[Your goal] Copy out every line containing the word "VSTS".
START
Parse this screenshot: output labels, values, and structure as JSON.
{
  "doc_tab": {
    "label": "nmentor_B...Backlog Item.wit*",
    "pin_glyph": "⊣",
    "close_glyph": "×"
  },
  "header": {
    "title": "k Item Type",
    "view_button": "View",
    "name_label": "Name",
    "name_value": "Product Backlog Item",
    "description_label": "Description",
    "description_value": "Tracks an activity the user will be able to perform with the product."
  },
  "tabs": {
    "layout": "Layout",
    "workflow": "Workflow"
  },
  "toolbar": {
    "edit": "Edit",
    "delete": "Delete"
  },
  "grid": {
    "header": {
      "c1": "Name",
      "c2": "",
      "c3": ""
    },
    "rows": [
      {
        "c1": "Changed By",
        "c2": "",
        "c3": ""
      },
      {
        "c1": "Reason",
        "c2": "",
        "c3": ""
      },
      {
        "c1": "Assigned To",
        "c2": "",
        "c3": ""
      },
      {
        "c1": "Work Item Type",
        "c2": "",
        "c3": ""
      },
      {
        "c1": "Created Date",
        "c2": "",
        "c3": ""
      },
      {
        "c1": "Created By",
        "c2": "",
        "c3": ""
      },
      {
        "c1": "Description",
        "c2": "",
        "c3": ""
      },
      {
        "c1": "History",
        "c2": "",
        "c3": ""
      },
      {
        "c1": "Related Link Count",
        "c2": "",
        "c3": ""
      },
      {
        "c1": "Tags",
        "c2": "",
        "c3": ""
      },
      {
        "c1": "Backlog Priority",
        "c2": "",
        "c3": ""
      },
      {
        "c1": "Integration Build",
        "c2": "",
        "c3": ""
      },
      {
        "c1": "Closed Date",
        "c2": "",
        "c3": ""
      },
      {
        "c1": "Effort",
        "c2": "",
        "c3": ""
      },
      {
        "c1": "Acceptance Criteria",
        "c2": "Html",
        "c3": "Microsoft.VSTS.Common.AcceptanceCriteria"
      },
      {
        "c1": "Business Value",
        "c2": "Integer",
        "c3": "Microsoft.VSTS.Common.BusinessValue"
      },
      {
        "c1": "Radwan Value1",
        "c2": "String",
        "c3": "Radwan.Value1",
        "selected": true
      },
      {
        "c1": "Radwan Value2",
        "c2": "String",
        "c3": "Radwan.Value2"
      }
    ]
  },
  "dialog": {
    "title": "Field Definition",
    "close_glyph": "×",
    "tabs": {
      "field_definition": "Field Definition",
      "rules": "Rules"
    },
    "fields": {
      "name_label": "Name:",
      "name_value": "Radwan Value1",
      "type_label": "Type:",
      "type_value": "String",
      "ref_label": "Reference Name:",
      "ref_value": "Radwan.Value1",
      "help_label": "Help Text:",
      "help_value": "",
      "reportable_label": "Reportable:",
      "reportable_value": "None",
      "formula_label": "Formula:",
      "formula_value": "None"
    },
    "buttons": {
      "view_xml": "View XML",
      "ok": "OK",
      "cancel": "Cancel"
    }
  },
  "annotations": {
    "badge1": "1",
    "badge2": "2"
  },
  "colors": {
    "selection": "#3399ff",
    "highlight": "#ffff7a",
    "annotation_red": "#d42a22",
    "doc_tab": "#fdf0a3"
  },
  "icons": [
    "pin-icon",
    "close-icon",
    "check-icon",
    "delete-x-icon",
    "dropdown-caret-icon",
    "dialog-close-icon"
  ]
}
END
[Answer to the problem]
        "c3": "Microsoft.VSTS.Common.AcceptanceCriteria"
        "c3": "Microsoft.VSTS.Common.BusinessValue"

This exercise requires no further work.